§ **INSTRUCTIONS TO FOLLOW**: Show all lines of the listing that hold the word "Click".

Stored data entries
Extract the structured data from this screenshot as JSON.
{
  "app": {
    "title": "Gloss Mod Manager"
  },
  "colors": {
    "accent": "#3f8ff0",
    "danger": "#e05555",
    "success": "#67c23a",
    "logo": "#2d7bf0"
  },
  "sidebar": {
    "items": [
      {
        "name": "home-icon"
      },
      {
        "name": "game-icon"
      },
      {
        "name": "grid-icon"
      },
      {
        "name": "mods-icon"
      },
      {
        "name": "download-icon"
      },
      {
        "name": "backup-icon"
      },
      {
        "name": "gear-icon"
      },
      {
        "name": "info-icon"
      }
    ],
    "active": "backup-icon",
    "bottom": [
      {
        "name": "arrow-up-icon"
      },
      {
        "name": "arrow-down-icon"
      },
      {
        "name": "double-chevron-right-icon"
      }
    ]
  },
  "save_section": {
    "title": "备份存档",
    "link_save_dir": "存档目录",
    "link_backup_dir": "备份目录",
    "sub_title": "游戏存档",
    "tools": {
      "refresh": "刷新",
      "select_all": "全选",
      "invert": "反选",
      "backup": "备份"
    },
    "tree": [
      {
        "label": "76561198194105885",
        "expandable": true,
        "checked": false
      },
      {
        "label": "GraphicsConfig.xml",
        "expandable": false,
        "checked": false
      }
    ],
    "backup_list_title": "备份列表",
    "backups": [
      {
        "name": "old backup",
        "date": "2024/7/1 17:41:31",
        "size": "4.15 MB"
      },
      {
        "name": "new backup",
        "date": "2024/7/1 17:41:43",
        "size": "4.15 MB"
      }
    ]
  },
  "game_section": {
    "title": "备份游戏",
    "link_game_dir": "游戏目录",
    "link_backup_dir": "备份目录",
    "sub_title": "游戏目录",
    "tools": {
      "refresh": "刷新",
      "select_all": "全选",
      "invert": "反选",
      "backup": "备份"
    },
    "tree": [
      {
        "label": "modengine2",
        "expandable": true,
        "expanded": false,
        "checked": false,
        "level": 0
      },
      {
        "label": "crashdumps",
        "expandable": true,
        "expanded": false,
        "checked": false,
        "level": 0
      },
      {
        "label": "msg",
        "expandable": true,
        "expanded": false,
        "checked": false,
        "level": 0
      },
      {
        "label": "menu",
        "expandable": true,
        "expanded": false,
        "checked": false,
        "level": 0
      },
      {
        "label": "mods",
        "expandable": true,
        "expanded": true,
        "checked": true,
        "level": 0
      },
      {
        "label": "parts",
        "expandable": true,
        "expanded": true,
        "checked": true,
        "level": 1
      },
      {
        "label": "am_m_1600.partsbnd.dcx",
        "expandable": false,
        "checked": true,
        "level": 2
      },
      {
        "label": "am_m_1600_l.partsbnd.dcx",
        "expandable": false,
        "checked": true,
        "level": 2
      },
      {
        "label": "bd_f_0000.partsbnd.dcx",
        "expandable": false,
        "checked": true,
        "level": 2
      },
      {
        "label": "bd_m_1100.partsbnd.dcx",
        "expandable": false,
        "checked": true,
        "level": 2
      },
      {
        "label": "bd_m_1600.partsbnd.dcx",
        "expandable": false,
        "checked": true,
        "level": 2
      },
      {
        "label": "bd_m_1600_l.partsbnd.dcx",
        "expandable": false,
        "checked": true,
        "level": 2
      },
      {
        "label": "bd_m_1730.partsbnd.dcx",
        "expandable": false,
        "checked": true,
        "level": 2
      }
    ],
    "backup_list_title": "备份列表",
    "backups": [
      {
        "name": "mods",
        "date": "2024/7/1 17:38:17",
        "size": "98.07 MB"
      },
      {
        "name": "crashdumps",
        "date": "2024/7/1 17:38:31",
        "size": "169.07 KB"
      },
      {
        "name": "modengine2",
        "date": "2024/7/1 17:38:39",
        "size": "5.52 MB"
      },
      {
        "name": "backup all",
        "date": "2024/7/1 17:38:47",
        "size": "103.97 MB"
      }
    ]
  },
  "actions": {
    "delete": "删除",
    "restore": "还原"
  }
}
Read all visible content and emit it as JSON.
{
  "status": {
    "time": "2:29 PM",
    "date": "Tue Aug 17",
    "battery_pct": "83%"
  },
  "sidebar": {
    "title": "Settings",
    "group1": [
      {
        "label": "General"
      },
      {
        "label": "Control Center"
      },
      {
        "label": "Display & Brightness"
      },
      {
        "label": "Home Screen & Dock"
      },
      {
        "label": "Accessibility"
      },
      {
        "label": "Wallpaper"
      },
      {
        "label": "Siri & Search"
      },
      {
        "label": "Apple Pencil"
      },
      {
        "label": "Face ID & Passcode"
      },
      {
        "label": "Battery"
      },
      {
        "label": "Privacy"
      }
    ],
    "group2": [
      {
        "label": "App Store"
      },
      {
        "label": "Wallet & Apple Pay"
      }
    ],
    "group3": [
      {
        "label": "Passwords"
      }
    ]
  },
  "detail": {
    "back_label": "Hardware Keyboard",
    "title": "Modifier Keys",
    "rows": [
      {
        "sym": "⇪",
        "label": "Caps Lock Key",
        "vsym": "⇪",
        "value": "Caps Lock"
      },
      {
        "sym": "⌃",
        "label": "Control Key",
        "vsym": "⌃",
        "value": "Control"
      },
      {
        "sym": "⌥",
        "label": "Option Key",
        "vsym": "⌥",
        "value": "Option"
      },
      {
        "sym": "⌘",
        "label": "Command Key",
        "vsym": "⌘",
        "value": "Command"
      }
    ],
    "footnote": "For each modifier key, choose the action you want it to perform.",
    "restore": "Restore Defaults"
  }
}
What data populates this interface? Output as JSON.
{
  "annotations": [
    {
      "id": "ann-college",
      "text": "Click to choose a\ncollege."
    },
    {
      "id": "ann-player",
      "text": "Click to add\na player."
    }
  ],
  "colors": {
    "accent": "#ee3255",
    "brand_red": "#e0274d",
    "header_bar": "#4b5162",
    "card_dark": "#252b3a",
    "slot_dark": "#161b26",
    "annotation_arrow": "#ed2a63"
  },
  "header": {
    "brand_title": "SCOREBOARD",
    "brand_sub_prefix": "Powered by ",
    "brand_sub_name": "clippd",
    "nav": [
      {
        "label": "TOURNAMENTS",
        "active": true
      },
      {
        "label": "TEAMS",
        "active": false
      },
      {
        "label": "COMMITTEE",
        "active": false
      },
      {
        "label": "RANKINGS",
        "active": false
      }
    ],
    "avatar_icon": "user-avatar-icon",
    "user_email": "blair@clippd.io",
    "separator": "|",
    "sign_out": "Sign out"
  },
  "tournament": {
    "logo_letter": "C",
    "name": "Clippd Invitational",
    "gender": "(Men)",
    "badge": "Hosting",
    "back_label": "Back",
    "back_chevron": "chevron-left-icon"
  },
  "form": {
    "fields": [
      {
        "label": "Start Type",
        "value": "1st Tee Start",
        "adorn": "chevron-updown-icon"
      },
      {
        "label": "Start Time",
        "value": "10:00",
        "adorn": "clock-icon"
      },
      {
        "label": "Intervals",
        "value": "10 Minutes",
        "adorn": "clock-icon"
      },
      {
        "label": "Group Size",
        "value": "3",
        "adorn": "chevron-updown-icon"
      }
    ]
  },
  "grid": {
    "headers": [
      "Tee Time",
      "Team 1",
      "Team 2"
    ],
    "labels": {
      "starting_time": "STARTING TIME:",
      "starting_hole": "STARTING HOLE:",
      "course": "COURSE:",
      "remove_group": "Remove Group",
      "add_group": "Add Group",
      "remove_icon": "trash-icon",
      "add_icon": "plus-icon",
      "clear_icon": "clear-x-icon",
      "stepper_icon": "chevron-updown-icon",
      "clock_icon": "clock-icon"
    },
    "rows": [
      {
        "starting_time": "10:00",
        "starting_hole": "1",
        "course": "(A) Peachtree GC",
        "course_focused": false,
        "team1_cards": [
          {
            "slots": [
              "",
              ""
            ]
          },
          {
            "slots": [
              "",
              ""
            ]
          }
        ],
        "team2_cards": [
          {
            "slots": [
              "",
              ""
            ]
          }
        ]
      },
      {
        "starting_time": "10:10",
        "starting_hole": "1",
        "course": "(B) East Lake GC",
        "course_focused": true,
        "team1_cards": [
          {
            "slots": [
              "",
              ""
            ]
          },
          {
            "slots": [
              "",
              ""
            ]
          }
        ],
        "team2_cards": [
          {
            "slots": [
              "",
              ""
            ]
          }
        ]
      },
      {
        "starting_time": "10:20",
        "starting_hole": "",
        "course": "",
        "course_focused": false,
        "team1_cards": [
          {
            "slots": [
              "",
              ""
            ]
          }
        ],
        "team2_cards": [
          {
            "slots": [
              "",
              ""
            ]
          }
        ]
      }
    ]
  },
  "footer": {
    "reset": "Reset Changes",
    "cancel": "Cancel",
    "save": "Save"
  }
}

§ **COMPLETED TASK**:
      "text": "Click to choose a\ncollege."
      "text": "Click to add\na player."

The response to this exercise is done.